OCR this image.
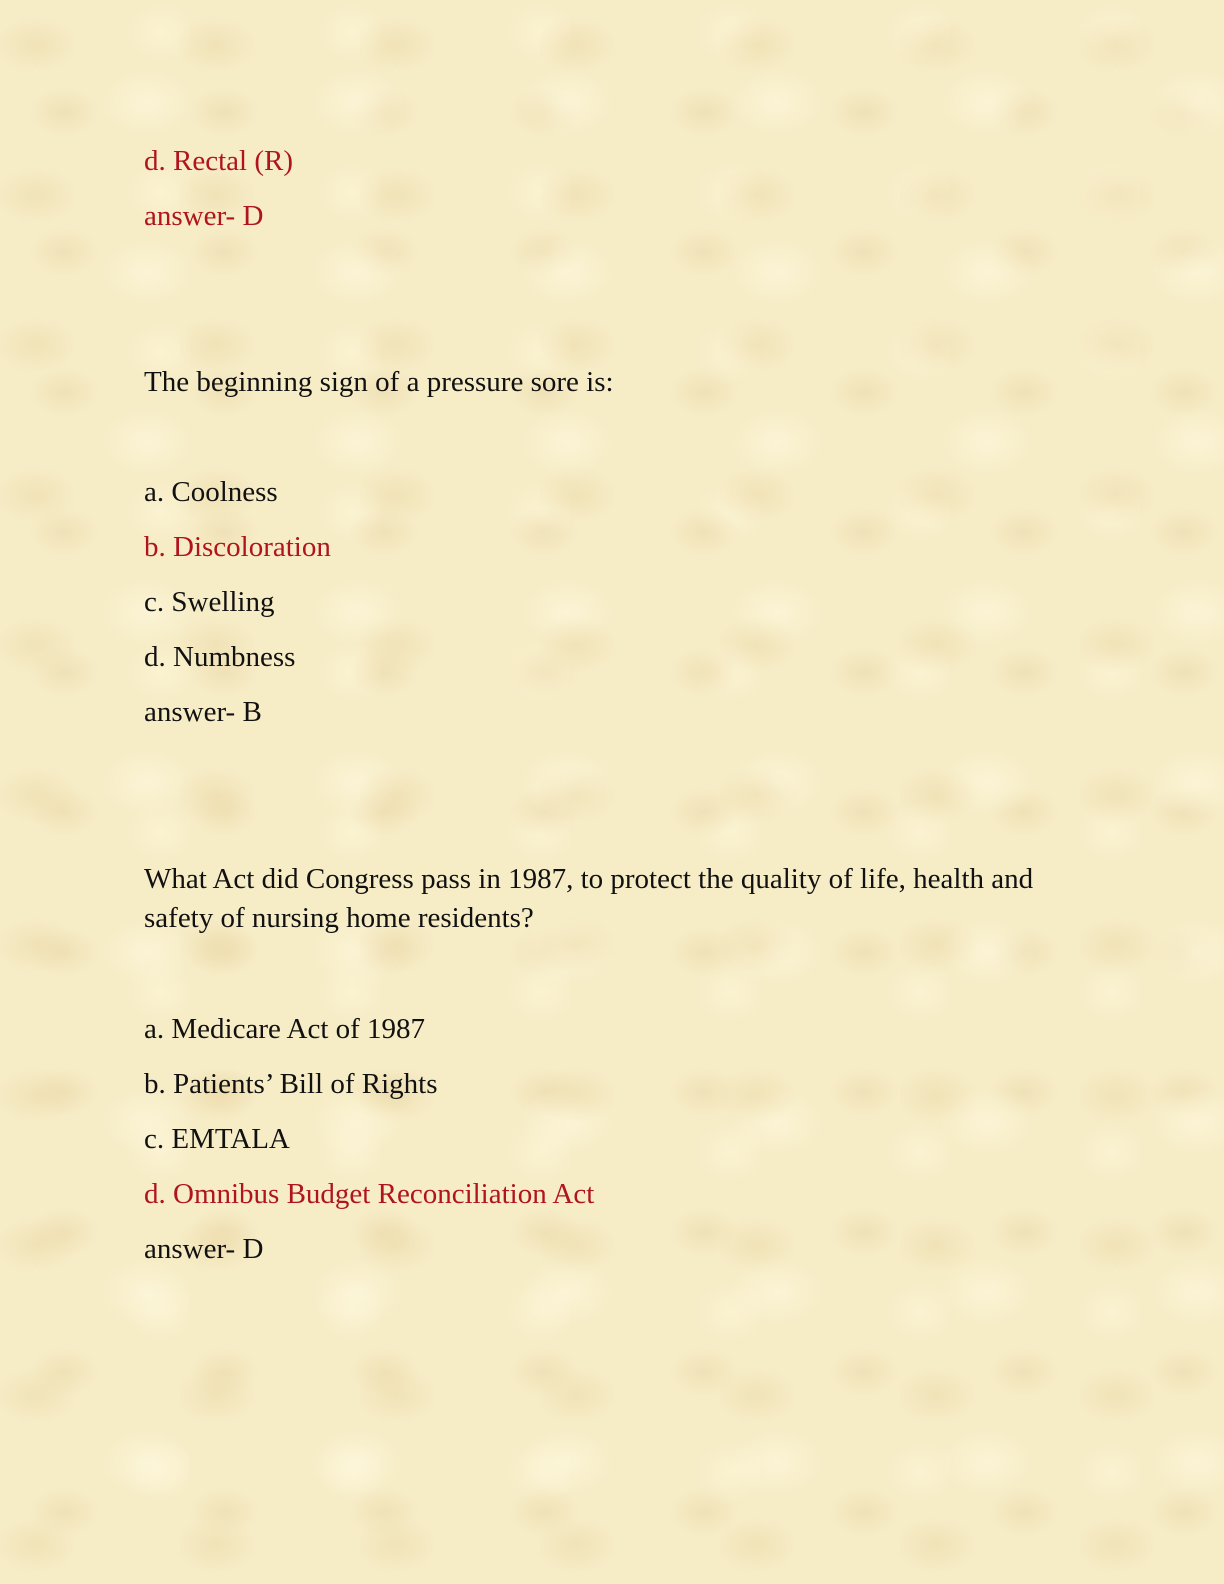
d. Rectal (R)

answer- D

The beginning sign of a pressure sore is:

a. Coolness

b. Discoloration

c. Swelling

d. Numbness

answer- B

What Act did Congress pass in 1987, to protect the quality of life, health and safety of nursing home residents?

a. Medicare Act of 1987

b. Patients’ Bill of Rights

c. EMTALA

d. Omnibus Budget Reconciliation Act

answer- D
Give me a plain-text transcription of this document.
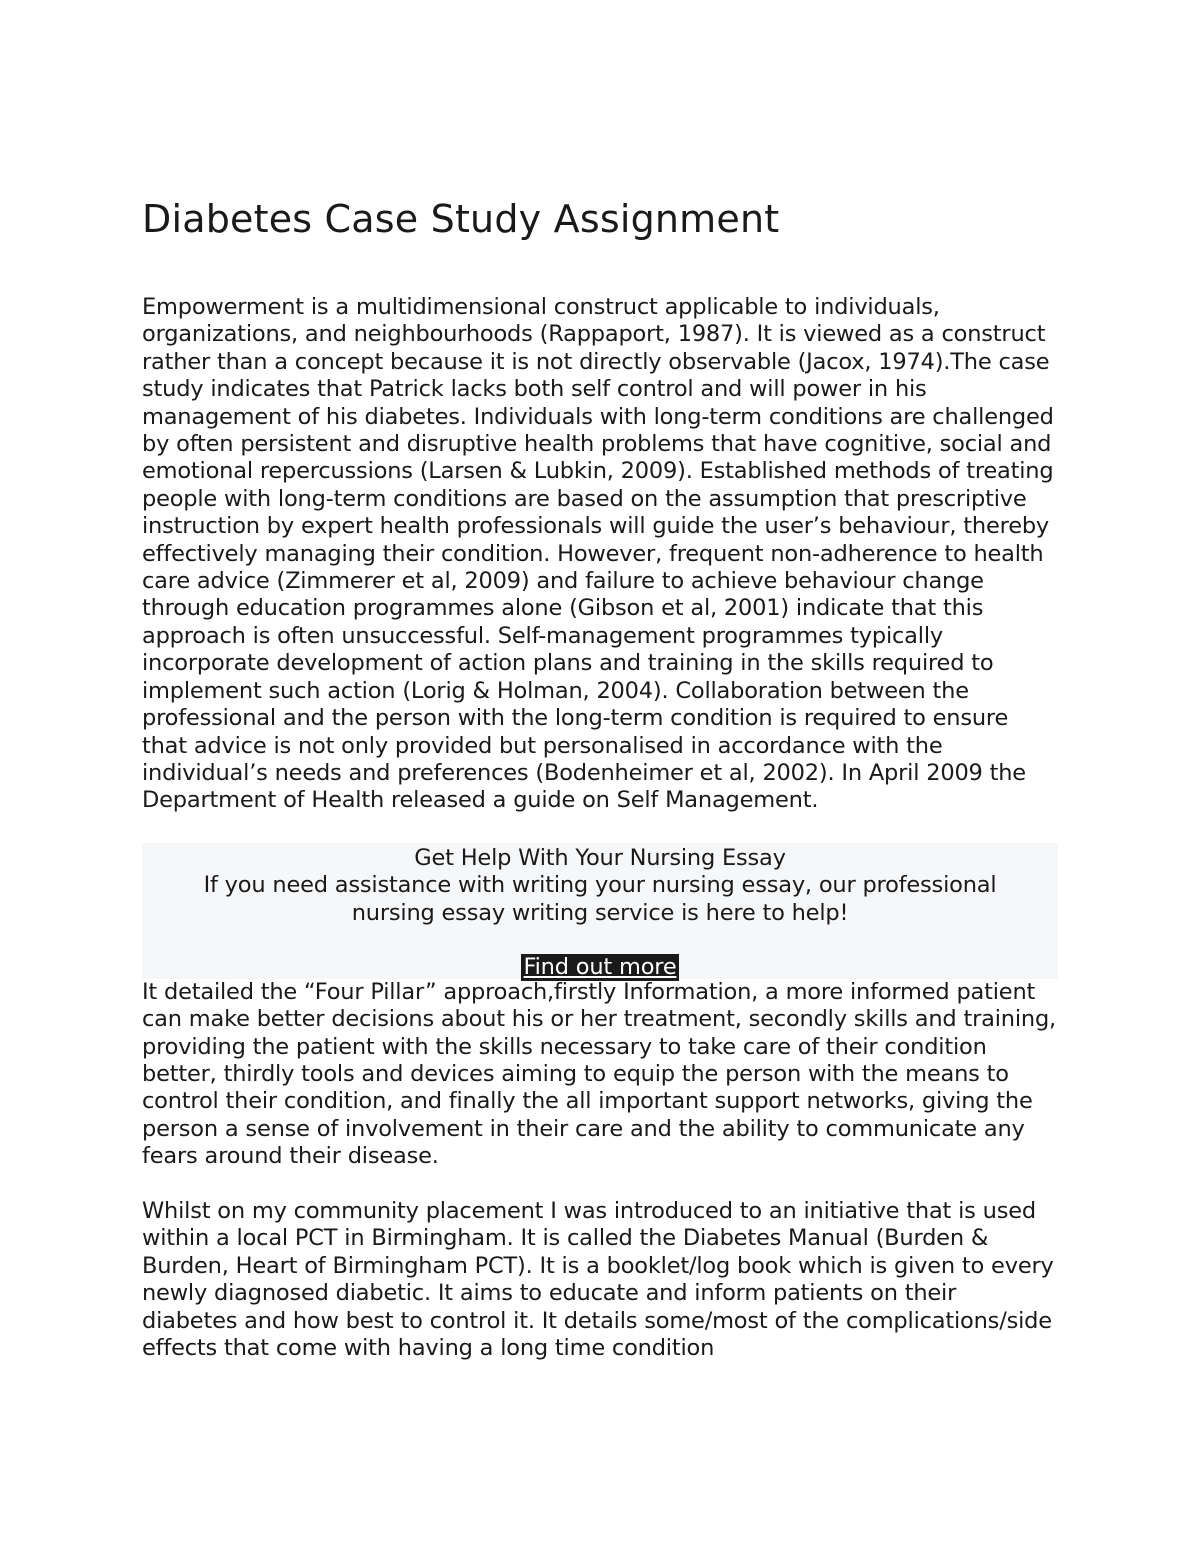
Diabetes Case Study Assignment

Empowerment is a multidimensional construct applicable to individuals, organizations, and neighbourhoods (Rappaport, 1987). It is viewed as a construct rather than a concept because it is not directly observable (Jacox, 1974).The case study indicates that Patrick lacks both self control and will power in his management of his diabetes. Individuals with long-term conditions are challenged by often persistent and disruptive health problems that have cognitive, social and emotional repercussions (Larsen & Lubkin, 2009). Established methods of treating people with long-term conditions are based on the assumption that prescriptive instruction by expert health professionals will guide the user’s behaviour, thereby effectively managing their condition. However, frequent non-adherence to health care advice (Zimmerer et al, 2009) and failure to achieve behaviour change through education programmes alone (Gibson et al, 2001) indicate that this approach is often unsuccessful. Self-management programmes typically incorporate development of action plans and training in the skills required to implement such action (Lorig & Holman, 2004). Collaboration between the professional and the person with the long-term condition is required to ensure that advice is not only provided but personalised in accordance with the individual’s needs and preferences (Bodenheimer et al, 2002). In April 2009 the Department of Health released a guide on Self Management.

Get Help With Your Nursing Essay
If you need assistance with writing your nursing essay, our professional nursing essay writing service is here to help!
Find out more

It detailed the “Four Pillar” approach,firstly Information, a more informed patient can make better decisions about his or her treatment, secondly skills and training, providing the patient with the skills necessary to take care of their condition better, thirdly tools and devices aiming to equip the person with the means to control their condition, and finally the all important support networks, giving the person a sense of involvement in their care and the ability to communicate any fears around their disease.

Whilst on my community placement I was introduced to an initiative that is used within a local PCT in Birmingham. It is called the Diabetes Manual (Burden & Burden, Heart of Birmingham PCT). It is a booklet/log book which is given to every newly diagnosed diabetic. It aims to educate and inform patients on their diabetes and how best to control it. It details some/most of the complications/side effects that come with having a long time condition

- - - -

Activity: The task calls for all records to be set down precisely, excluding any images.

Exercise answer:
OCR this image.
d. Rectal (R)

answer- D

The beginning sign of a pressure sore is:

a. Coolness

b. Discoloration

c. Swelling

d. Numbness

answer- B

What Act did Congress pass in 1987, to protect the quality of life, health and safety of nursing home residents?

a. Medicare Act of 1987

b. Patients’ Bill of Rights

c. EMTALA

d. Omnibus Budget Reconciliation Act

answer- D
Give me a plain-text transcription of this document.
Diabetes Case Study Assignment

Empowerment is a multidimensional construct applicable to individuals, organizations, and neighbourhoods (Rappaport, 1987). It is viewed as a construct rather than a concept because it is not directly observable (Jacox, 1974).The case study indicates that Patrick lacks both self control and will power in his management of his diabetes. Individuals with long-term conditions are challenged by often persistent and disruptive health problems that have cognitive, social and emotional repercussions (Larsen & Lubkin, 2009). Established methods of treating people with long-term conditions are based on the assumption that prescriptive instruction by expert health professionals will guide the user’s behaviour, thereby effectively managing their condition. However, frequent non-adherence to health care advice (Zimmerer et al, 2009) and failure to achieve behaviour change through education programmes alone (Gibson et al, 2001) indicate that this approach is often unsuccessful. Self-management programmes typically incorporate development of action plans and training in the skills required to implement such action (Lorig & Holman, 2004). Collaboration between the professional and the person with the long-term condition is required to ensure that advice is not only provided but personalised in accordance with the individual’s needs and preferences (Bodenheimer et al, 2002). In April 2009 the Department of Health released a guide on Self Management.

Get Help With Your Nursing Essay
If you need assistance with writing your nursing essay, our professional nursing essay writing service is here to help!
Find out more

It detailed the “Four Pillar” approach,firstly Information, a more informed patient can make better decisions about his or her treatment, secondly skills and training, providing the patient with the skills necessary to take care of their condition better, thirdly tools and devices aiming to equip the person with the means to control their condition, and finally the all important support networks, giving the person a sense of involvement in their care and the ability to communicate any fears around their disease.

Whilst on my community placement I was introduced to an initiative that is used within a local PCT in Birmingham. It is called the Diabetes Manual (Burden & Burden, Heart of Birmingham PCT). It is a booklet/log book which is given to every newly diagnosed diabetic. It aims to educate and inform patients on their diabetes and how best to control it. It details some/most of the complications/side effects that come with having a long time condition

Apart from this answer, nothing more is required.